**INPUT ROWS:**
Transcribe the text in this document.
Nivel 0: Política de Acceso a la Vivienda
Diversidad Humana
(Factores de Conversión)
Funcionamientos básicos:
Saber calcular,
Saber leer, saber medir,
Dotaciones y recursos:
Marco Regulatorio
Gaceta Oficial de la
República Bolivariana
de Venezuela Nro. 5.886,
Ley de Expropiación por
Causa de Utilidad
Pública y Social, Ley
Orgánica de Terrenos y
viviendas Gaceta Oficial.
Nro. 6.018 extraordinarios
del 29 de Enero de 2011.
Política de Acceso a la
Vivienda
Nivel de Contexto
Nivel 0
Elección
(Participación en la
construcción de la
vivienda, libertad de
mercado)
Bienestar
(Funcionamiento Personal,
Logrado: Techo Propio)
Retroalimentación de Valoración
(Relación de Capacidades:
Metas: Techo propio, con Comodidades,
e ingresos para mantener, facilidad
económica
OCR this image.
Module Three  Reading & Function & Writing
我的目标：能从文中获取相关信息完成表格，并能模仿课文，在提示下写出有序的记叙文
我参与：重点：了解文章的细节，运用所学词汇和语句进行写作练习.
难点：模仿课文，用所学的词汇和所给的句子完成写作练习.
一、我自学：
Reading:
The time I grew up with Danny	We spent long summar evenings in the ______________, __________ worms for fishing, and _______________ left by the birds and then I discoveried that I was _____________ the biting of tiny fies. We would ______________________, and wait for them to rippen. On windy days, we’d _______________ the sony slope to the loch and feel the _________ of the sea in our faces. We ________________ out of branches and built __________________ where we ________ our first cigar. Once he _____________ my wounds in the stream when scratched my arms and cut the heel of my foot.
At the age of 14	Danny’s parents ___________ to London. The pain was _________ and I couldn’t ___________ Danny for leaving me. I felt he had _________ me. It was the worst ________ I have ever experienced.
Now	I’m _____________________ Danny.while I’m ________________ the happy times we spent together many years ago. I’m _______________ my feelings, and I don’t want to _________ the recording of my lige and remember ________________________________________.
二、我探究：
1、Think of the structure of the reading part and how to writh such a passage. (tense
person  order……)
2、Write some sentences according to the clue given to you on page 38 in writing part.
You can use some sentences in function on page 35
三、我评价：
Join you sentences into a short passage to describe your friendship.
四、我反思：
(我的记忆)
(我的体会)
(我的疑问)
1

**THE PROBLEM:** Return each line with "Saber".

**SOLUTION:**
Saber calcular,
Saber leer, saber medir,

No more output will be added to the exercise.